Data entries
━━━━━━━━━━━━━━━━━━━━━━━━━━━━━━
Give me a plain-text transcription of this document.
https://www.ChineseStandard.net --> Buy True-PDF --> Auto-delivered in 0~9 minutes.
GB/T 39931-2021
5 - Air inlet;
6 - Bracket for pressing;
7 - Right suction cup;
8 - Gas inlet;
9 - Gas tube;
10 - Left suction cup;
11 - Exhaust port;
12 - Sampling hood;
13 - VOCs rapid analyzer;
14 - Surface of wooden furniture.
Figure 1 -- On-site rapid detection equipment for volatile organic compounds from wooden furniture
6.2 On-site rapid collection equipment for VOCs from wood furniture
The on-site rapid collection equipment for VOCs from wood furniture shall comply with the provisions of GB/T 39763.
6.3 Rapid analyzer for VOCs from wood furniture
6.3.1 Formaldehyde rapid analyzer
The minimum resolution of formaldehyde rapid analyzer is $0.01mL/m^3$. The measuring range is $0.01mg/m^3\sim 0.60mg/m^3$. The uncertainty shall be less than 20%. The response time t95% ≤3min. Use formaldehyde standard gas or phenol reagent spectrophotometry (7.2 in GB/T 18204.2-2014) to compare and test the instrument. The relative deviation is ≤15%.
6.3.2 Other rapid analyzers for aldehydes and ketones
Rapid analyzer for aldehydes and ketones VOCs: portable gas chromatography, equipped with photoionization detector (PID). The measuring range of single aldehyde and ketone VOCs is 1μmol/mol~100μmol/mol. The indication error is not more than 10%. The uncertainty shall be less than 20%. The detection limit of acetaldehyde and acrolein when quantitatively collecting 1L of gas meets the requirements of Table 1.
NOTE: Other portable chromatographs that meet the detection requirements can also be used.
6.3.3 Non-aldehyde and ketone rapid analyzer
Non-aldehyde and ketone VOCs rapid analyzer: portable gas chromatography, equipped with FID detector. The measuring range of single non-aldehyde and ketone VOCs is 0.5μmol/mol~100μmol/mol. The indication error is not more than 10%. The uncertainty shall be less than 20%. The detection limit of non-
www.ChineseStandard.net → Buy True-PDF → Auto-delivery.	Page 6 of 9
━━━━━━━━━━━━━━━━━━━━━━━━━━━━━━
__Problem requirements__: Quote every entry exactly.

__Response to this exercise__:
Give me a plain-text transcription of this document.
https://www.ChineseStandard.net --> Buy True-PDF --> Auto-delivered in 0~9 minutes.
GB/T 39931-2021
5 - Air inlet;
6 - Bracket for pressing;
7 - Right suction cup;
8 - Gas inlet;
9 - Gas tube;
10 - Left suction cup;
11 - Exhaust port;
12 - Sampling hood;
13 - VOCs rapid analyzer;
14 - Surface of wooden furniture.
Figure 1 -- On-site rapid detection equipment for volatile organic compounds from wooden furniture
6.2 On-site rapid collection equipment for VOCs from wood furniture
The on-site rapid collection equipment for VOCs from wood furniture shall comply with the provisions of GB/T 39763.
6.3 Rapid analyzer for VOCs from wood furniture
6.3.1 Formaldehyde rapid analyzer
The minimum resolution of formaldehyde rapid analyzer is $0.01mL/m^3$. The measuring range is $0.01mg/m^3\sim 0.60mg/m^3$. The uncertainty shall be less than 20%. The response time t95% ≤3min. Use formaldehyde standard gas or phenol reagent spectrophotometry (7.2 in GB/T 18204.2-2014) to compare and test the instrument. The relative deviation is ≤15%.
6.3.2 Other rapid analyzers for aldehydes and ketones
Rapid analyzer for aldehydes and ketones VOCs: portable gas chromatography, equipped with photoionization detector (PID). The measuring range of single aldehyde and ketone VOCs is 1μmol/mol~100μmol/mol. The indication error is not more than 10%. The uncertainty shall be less than 20%. The detection limit of acetaldehyde and acrolein when quantitatively collecting 1L of gas meets the requirements of Table 1.
NOTE: Other portable chromatographs that meet the detection requirements can also be used.
6.3.3 Non-aldehyde and ketone rapid analyzer
Non-aldehyde and ketone VOCs rapid analyzer: portable gas chromatography, equipped with FID detector. The measuring range of single non-aldehyde and ketone VOCs is 0.5μmol/mol~100μmol/mol. The indication error is not more than 10%. The uncertainty shall be less than 20%. The detection limit of non-
www.ChineseStandard.net → Buy True-PDF → Auto-delivery.	Page 6 of 9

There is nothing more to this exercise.